→ REQUIRED TASK
Return exactly the lines from the one bearing "Enumerate this screenshot's" through the last, and no others. Pictures must be left out.

(A block of data)
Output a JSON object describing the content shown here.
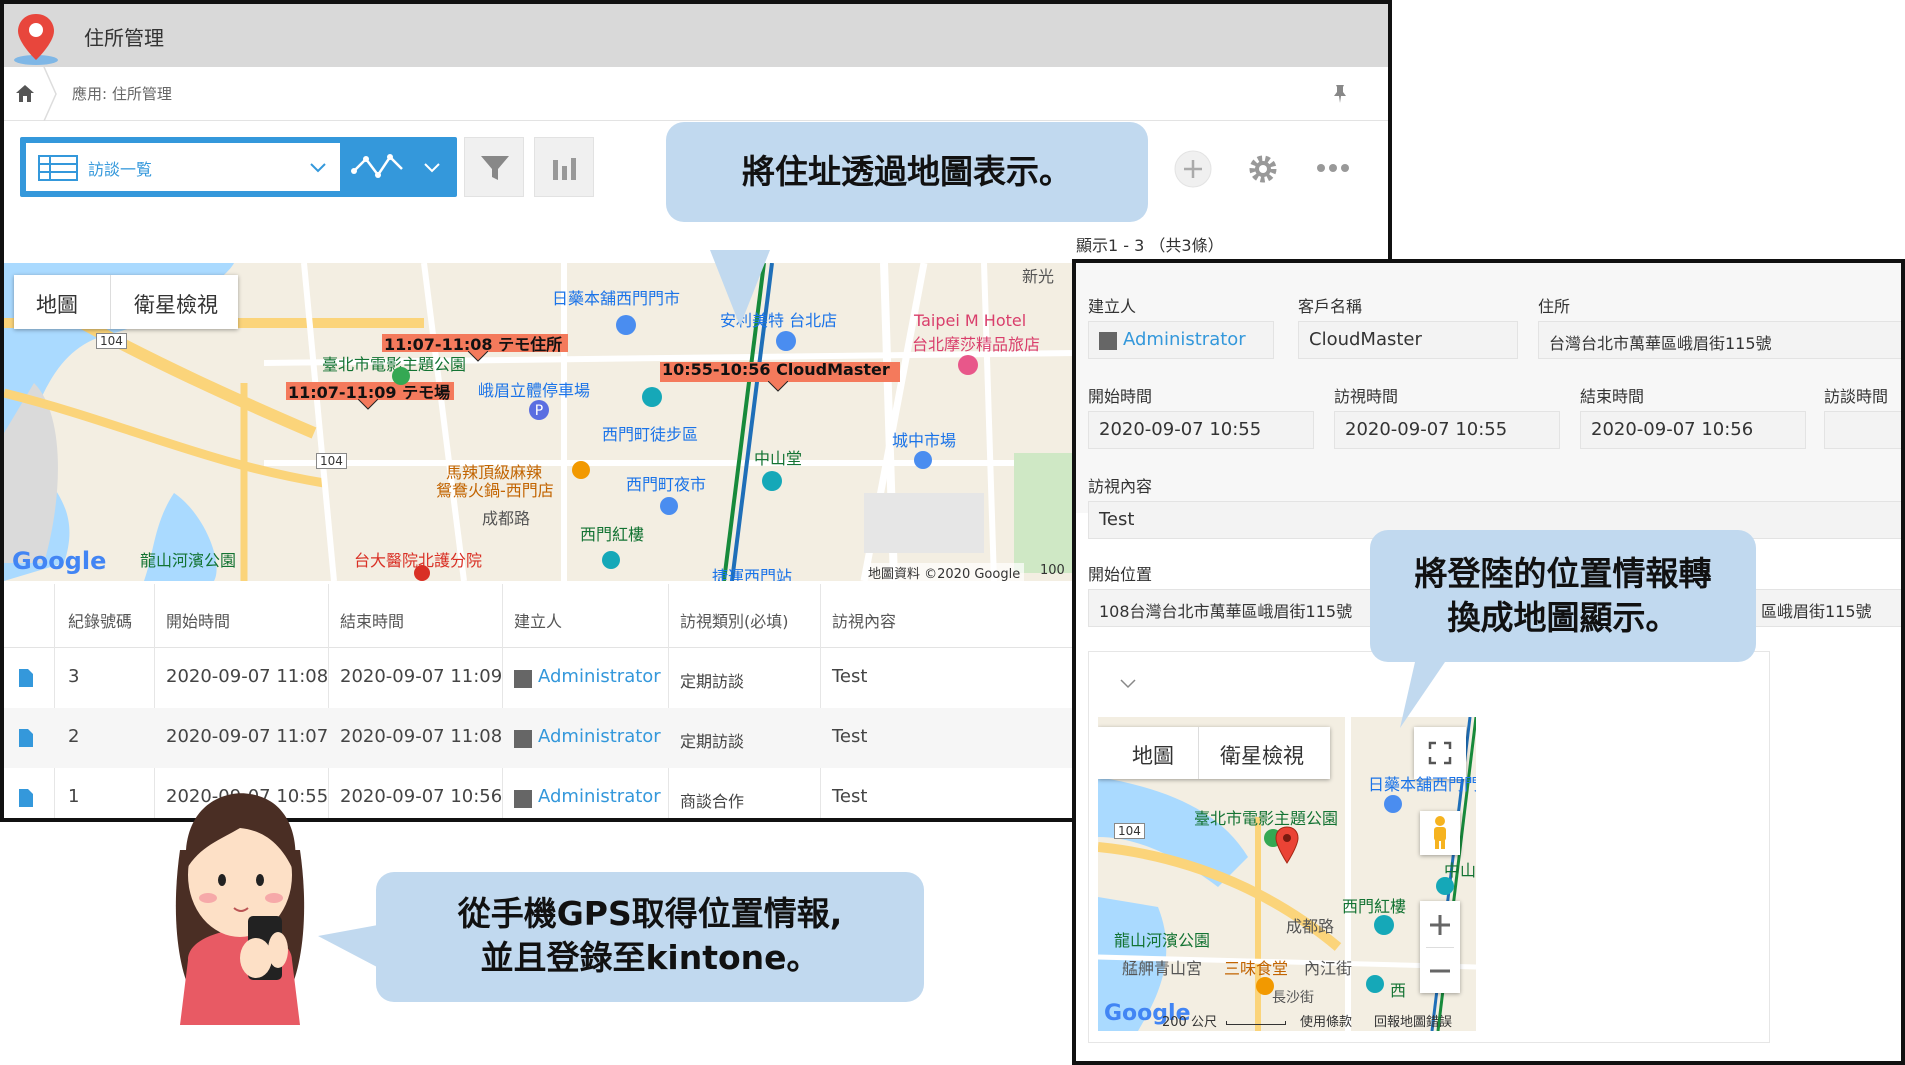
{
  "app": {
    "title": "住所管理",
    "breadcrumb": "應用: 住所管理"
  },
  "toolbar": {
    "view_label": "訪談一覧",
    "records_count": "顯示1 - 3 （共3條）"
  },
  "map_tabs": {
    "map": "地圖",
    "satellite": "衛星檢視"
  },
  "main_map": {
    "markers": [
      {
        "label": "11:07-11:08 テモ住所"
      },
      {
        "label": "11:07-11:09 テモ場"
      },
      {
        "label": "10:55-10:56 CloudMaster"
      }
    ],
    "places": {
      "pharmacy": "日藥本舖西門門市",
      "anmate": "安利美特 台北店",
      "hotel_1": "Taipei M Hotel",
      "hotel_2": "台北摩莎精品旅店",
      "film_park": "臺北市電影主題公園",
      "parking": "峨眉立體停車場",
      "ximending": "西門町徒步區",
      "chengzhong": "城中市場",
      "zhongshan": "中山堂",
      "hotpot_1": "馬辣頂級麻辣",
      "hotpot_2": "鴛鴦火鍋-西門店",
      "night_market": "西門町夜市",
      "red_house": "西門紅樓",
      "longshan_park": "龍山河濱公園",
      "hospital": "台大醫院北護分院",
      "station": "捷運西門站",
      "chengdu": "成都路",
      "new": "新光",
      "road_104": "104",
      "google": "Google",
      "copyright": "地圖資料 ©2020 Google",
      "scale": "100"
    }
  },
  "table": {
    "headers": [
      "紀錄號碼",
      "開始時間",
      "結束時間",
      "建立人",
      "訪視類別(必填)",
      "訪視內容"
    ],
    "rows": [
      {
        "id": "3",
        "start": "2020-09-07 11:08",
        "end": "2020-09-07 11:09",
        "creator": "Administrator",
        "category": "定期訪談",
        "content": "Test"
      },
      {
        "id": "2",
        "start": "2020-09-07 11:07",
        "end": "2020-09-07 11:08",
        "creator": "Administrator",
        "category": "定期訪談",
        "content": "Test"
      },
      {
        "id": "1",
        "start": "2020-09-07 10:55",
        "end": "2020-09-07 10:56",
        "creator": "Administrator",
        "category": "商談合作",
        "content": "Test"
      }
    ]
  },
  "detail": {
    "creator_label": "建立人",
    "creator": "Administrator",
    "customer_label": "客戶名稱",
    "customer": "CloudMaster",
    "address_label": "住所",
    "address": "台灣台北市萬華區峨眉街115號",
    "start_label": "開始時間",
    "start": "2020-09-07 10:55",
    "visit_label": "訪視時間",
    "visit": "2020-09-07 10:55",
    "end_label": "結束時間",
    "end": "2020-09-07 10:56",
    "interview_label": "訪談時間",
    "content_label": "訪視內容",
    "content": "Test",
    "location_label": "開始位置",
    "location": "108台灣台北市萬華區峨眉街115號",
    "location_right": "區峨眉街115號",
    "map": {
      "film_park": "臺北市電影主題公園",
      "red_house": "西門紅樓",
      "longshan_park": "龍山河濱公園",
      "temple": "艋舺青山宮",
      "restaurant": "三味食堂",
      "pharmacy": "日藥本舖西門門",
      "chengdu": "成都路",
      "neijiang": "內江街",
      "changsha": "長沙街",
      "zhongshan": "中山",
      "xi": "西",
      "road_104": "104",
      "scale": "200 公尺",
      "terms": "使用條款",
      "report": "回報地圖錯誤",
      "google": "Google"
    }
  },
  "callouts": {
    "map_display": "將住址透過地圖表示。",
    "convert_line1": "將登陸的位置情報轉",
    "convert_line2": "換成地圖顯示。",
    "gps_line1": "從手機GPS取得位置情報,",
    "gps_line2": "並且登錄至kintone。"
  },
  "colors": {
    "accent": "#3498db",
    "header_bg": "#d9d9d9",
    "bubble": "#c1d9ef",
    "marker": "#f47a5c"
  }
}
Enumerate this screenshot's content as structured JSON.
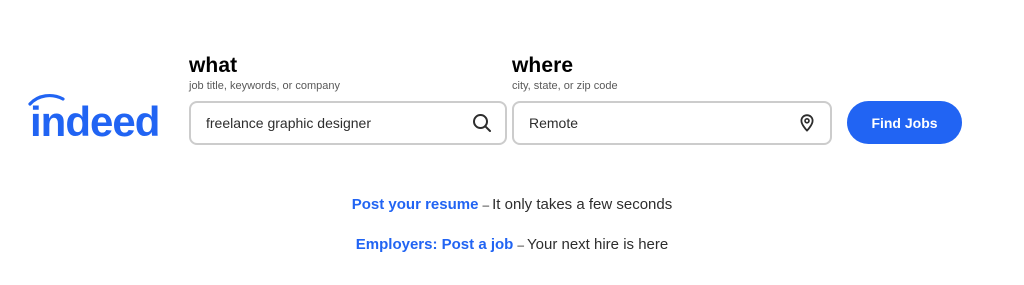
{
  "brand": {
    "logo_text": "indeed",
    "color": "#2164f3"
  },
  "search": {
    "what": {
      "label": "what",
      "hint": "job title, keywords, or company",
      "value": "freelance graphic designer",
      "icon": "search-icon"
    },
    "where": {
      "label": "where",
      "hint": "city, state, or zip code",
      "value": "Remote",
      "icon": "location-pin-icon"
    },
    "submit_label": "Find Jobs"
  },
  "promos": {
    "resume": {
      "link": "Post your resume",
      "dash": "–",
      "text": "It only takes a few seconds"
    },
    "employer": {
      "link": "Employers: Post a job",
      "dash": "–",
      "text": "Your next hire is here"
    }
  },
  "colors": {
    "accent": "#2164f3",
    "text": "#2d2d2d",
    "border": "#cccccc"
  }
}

→ FULL ANSWER
Enumerate this screenshot's content as structured JSON.
{
  "brand": {
    "logo_text": "indeed",
    "color": "#2164f3"
  },
  "search": {
    "what": {
      "label": "what",
      "hint": "job title, keywords, or company",
      "value": "freelance graphic designer",
      "icon": "search-icon"
    },
    "where": {
      "label": "where",
      "hint": "city, state, or zip code",
      "value": "Remote",
      "icon": "location-pin-icon"
    },
    "submit_label": "Find Jobs"
  },
  "promos": {
    "resume": {
      "link": "Post your resume",
      "dash": "–",
      "text": "It only takes a few seconds"
    },
    "employer": {
      "link": "Employers: Post a job",
      "dash": "–",
      "text": "Your next hire is here"
    }
  },
  "colors": {
    "accent": "#2164f3",
    "text": "#2d2d2d",
    "border": "#cccccc"
  }
}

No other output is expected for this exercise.